* _Directions for this task_: Go through the entries one line at a time, and gather every line that has the word "Contentful".

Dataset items
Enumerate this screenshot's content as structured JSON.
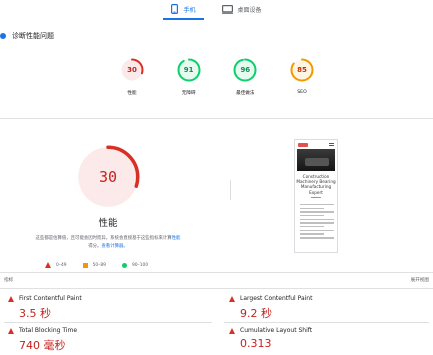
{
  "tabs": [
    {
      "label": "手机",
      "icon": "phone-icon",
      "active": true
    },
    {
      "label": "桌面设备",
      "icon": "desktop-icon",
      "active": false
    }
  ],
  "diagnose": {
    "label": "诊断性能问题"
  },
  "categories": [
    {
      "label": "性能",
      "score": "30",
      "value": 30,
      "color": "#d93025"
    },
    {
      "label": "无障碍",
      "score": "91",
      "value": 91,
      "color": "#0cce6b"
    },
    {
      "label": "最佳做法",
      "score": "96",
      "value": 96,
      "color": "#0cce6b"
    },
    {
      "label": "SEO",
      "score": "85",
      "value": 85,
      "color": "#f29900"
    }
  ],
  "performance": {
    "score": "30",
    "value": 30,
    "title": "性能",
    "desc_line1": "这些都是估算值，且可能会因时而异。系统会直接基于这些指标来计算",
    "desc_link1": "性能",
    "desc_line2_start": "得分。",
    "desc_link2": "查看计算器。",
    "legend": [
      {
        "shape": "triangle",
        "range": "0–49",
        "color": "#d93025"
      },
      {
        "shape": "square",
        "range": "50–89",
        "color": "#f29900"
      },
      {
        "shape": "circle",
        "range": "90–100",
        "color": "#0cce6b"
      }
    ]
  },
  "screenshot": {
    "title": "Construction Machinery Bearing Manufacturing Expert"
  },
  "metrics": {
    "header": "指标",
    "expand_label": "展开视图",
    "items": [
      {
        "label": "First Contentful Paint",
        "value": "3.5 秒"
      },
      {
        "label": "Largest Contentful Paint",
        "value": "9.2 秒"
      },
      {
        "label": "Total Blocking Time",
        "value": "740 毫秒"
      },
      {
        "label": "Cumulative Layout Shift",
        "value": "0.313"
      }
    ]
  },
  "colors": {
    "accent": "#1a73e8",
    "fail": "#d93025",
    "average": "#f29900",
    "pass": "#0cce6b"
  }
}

* _Exercise output_:
        "label": "First Contentful Paint",
        "label": "Largest Contentful Paint",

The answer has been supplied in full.